--- begin THE RECORDS ---

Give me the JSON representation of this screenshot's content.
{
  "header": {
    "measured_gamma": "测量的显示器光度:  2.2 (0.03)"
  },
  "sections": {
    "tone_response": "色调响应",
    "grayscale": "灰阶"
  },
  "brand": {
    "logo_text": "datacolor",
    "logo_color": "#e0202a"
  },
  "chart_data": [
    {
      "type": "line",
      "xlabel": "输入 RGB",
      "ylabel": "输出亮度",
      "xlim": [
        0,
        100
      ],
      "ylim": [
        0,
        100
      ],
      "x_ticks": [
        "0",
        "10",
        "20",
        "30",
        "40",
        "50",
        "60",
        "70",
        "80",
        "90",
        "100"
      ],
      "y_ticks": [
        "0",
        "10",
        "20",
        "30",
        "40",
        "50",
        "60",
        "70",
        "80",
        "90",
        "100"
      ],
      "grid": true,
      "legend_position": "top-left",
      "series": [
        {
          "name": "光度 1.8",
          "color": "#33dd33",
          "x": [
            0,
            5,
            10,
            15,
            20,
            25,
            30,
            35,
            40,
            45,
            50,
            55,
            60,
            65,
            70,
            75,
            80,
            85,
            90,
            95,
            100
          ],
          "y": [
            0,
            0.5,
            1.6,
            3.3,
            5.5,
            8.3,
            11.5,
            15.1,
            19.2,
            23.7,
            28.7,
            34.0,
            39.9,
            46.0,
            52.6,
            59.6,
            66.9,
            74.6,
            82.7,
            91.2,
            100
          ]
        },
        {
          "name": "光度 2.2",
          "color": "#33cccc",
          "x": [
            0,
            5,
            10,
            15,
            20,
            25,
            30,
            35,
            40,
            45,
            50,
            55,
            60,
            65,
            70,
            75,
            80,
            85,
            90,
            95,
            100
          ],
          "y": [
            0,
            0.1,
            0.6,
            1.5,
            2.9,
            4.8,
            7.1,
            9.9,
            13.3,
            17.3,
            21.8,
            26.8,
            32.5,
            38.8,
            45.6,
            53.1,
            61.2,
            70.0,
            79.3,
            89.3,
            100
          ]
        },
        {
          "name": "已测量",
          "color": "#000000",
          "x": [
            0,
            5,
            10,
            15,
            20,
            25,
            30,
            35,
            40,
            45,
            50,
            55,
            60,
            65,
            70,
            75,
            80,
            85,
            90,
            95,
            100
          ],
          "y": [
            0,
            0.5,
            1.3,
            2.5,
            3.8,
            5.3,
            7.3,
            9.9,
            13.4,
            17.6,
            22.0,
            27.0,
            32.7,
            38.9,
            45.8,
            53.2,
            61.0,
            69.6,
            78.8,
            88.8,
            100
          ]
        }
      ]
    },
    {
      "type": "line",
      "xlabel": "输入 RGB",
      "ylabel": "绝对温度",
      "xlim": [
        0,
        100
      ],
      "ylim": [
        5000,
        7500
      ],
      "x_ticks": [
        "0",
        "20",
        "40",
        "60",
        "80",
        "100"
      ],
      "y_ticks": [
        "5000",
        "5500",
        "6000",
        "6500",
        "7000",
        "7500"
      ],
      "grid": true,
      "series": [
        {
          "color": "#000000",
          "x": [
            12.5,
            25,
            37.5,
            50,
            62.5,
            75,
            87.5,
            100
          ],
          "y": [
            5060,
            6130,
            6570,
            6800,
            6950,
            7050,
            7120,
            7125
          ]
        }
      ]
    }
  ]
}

--- end THE RECORDS ---

WRITTEN REQUEST = All of the data above should be transcribed exactly.

CORRECT ANSWER =
Give me the JSON representation of this screenshot's content.
{
  "header": {
    "measured_gamma": "测量的显示器光度:  2.2 (0.03)"
  },
  "sections": {
    "tone_response": "色调响应",
    "grayscale": "灰阶"
  },
  "brand": {
    "logo_text": "datacolor",
    "logo_color": "#e0202a"
  },
  "chart_data": [
    {
      "type": "line",
      "xlabel": "输入 RGB",
      "ylabel": "输出亮度",
      "xlim": [
        0,
        100
      ],
      "ylim": [
        0,
        100
      ],
      "x_ticks": [
        "0",
        "10",
        "20",
        "30",
        "40",
        "50",
        "60",
        "70",
        "80",
        "90",
        "100"
      ],
      "y_ticks": [
        "0",
        "10",
        "20",
        "30",
        "40",
        "50",
        "60",
        "70",
        "80",
        "90",
        "100"
      ],
      "grid": true,
      "legend_position": "top-left",
      "series": [
        {
          "name": "光度 1.8",
          "color": "#33dd33",
          "x": [
            0,
            5,
            10,
            15,
            20,
            25,
            30,
            35,
            40,
            45,
            50,
            55,
            60,
            65,
            70,
            75,
            80,
            85,
            90,
            95,
            100
          ],
          "y": [
            0,
            0.5,
            1.6,
            3.3,
            5.5,
            8.3,
            11.5,
            15.1,
            19.2,
            23.7,
            28.7,
            34.0,
            39.9,
            46.0,
            52.6,
            59.6,
            66.9,
            74.6,
            82.7,
            91.2,
            100
          ]
        },
        {
          "name": "光度 2.2",
          "color": "#33cccc",
          "x": [
            0,
            5,
            10,
            15,
            20,
            25,
            30,
            35,
            40,
            45,
            50,
            55,
            60,
            65,
            70,
            75,
            80,
            85,
            90,
            95,
            100
          ],
          "y": [
            0,
            0.1,
            0.6,
            1.5,
            2.9,
            4.8,
            7.1,
            9.9,
            13.3,
            17.3,
            21.8,
            26.8,
            32.5,
            38.8,
            45.6,
            53.1,
            61.2,
            70.0,
            79.3,
            89.3,
            100
          ]
        },
        {
          "name": "已测量",
          "color": "#000000",
          "x": [
            0,
            5,
            10,
            15,
            20,
            25,
            30,
            35,
            40,
            45,
            50,
            55,
            60,
            65,
            70,
            75,
            80,
            85,
            90,
            95,
            100
          ],
          "y": [
            0,
            0.5,
            1.3,
            2.5,
            3.8,
            5.3,
            7.3,
            9.9,
            13.4,
            17.6,
            22.0,
            27.0,
            32.7,
            38.9,
            45.8,
            53.2,
            61.0,
            69.6,
            78.8,
            88.8,
            100
          ]
        }
      ]
    },
    {
      "type": "line",
      "xlabel": "输入 RGB",
      "ylabel": "绝对温度",
      "xlim": [
        0,
        100
      ],
      "ylim": [
        5000,
        7500
      ],
      "x_ticks": [
        "0",
        "20",
        "40",
        "60",
        "80",
        "100"
      ],
      "y_ticks": [
        "5000",
        "5500",
        "6000",
        "6500",
        "7000",
        "7500"
      ],
      "grid": true,
      "series": [
        {
          "color": "#000000",
          "x": [
            12.5,
            25,
            37.5,
            50,
            62.5,
            75,
            87.5,
            100
          ],
          "y": [
            5060,
            6130,
            6570,
            6800,
            6950,
            7050,
            7120,
            7125
          ]
        }
      ]
    }
  ]
}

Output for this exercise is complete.